- **Exercise brief**
Quote every line below exactly as it reads.

- **Data for the task**
>> begin

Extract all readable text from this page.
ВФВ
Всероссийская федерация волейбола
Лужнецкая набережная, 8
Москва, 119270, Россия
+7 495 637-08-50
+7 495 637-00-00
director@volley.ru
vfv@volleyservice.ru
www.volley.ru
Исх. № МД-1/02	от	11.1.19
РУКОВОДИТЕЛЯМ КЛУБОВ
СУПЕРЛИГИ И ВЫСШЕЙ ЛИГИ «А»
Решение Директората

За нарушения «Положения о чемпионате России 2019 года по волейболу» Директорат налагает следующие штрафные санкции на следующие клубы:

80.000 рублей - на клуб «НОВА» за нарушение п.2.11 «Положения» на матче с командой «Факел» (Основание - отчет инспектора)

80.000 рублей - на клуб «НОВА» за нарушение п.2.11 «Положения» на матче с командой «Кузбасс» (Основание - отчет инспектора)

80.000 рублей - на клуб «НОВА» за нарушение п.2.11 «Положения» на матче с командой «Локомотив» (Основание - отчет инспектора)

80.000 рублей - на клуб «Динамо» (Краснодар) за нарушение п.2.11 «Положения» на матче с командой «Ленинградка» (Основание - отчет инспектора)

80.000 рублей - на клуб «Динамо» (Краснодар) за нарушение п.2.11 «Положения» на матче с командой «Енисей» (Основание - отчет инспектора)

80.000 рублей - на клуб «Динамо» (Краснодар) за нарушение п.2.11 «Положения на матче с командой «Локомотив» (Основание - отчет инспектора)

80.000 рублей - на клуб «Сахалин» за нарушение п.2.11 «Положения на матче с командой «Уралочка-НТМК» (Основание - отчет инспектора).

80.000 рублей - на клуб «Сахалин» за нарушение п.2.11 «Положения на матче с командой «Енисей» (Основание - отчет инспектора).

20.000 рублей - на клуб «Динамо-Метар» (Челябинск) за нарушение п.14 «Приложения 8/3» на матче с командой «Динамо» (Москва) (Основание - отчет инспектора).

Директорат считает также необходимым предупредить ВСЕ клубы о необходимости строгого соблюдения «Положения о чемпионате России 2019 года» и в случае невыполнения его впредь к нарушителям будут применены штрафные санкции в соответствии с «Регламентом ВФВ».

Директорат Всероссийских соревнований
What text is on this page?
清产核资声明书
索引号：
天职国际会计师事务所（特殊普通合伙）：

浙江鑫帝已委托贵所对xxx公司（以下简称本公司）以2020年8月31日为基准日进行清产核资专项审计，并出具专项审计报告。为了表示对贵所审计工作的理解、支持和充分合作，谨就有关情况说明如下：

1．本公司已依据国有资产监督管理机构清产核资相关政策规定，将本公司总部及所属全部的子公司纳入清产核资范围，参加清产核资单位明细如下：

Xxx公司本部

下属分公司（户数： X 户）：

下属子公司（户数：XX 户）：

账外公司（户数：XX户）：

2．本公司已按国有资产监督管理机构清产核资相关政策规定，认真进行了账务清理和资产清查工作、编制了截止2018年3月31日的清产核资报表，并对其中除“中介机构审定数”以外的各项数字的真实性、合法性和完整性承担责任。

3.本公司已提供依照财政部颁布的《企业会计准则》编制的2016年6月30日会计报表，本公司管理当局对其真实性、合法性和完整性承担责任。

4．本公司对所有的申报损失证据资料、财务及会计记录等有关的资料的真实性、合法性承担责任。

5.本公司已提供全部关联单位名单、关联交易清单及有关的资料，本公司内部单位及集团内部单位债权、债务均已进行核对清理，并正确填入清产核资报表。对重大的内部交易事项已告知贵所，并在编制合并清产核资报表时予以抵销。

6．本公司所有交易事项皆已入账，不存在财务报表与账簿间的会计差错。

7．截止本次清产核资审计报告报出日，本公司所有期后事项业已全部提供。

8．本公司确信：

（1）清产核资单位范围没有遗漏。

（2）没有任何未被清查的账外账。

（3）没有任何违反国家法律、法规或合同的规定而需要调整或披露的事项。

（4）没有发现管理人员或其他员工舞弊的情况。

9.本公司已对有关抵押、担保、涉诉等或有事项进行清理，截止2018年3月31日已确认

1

>> end

- **Response to the task**
Extract all readable text from this page.
ВФВ
Всероссийская федерация волейбола
Лужнецкая набережная, 8
Москва, 119270, Россия
+7 495 637-08-50
+7 495 637-00-00
director@volley.ru
vfv@volleyservice.ru
www.volley.ru
Исх. № МД-1/02	от	11.1.19
РУКОВОДИТЕЛЯМ КЛУБОВ
СУПЕРЛИГИ И ВЫСШЕЙ ЛИГИ «А»
Решение Директората

За нарушения «Положения о чемпионате России 2019 года по волейболу» Директорат налагает следующие штрафные санкции на следующие клубы:

80.000 рублей - на клуб «НОВА» за нарушение п.2.11 «Положения» на матче с командой «Факел» (Основание - отчет инспектора)

80.000 рублей - на клуб «НОВА» за нарушение п.2.11 «Положения» на матче с командой «Кузбасс» (Основание - отчет инспектора)

80.000 рублей - на клуб «НОВА» за нарушение п.2.11 «Положения» на матче с командой «Локомотив» (Основание - отчет инспектора)

80.000 рублей - на клуб «Динамо» (Краснодар) за нарушение п.2.11 «Положения» на матче с командой «Ленинградка» (Основание - отчет инспектора)

80.000 рублей - на клуб «Динамо» (Краснодар) за нарушение п.2.11 «Положения» на матче с командой «Енисей» (Основание - отчет инспектора)

80.000 рублей - на клуб «Динамо» (Краснодар) за нарушение п.2.11 «Положения на матче с командой «Локомотив» (Основание - отчет инспектора)

80.000 рублей - на клуб «Сахалин» за нарушение п.2.11 «Положения на матче с командой «Уралочка-НТМК» (Основание - отчет инспектора).

80.000 рублей - на клуб «Сахалин» за нарушение п.2.11 «Положения на матче с командой «Енисей» (Основание - отчет инспектора).

20.000 рублей - на клуб «Динамо-Метар» (Челябинск) за нарушение п.14 «Приложения 8/3» на матче с командой «Динамо» (Москва) (Основание - отчет инспектора).

Директорат считает также необходимым предупредить ВСЕ клубы о необходимости строгого соблюдения «Положения о чемпионате России 2019 года» и в случае невыполнения его впредь к нарушителям будут применены штрафные санкции в соответствии с «Регламентом ВФВ».

Директорат Всероссийских соревнований
What text is on this page?
清产核资声明书
索引号：
天职国际会计师事务所（特殊普通合伙）：

浙江鑫帝已委托贵所对xxx公司（以下简称本公司）以2020年8月31日为基准日进行清产核资专项审计，并出具专项审计报告。为了表示对贵所审计工作的理解、支持和充分合作，谨就有关情况说明如下：

1．本公司已依据国有资产监督管理机构清产核资相关政策规定，将本公司总部及所属全部的子公司纳入清产核资范围，参加清产核资单位明细如下：

Xxx公司本部

下属分公司（户数： X 户）：

下属子公司（户数：XX 户）：

账外公司（户数：XX户）：

2．本公司已按国有资产监督管理机构清产核资相关政策规定，认真进行了账务清理和资产清查工作、编制了截止2018年3月31日的清产核资报表，并对其中除“中介机构审定数”以外的各项数字的真实性、合法性和完整性承担责任。

3.本公司已提供依照财政部颁布的《企业会计准则》编制的2016年6月30日会计报表，本公司管理当局对其真实性、合法性和完整性承担责任。

4．本公司对所有的申报损失证据资料、财务及会计记录等有关的资料的真实性、合法性承担责任。

5.本公司已提供全部关联单位名单、关联交易清单及有关的资料，本公司内部单位及集团内部单位债权、债务均已进行核对清理，并正确填入清产核资报表。对重大的内部交易事项已告知贵所，并在编制合并清产核资报表时予以抵销。

6．本公司所有交易事项皆已入账，不存在财务报表与账簿间的会计差错。

7．截止本次清产核资审计报告报出日，本公司所有期后事项业已全部提供。

8．本公司确信：

（1）清产核资单位范围没有遗漏。

（2）没有任何未被清查的账外账。

（3）没有任何违反国家法律、法规或合同的规定而需要调整或披露的事项。

（4）没有发现管理人员或其他员工舞弊的情况。

9.本公司已对有关抵押、担保、涉诉等或有事项进行清理，截止2018年3月31日已确认

1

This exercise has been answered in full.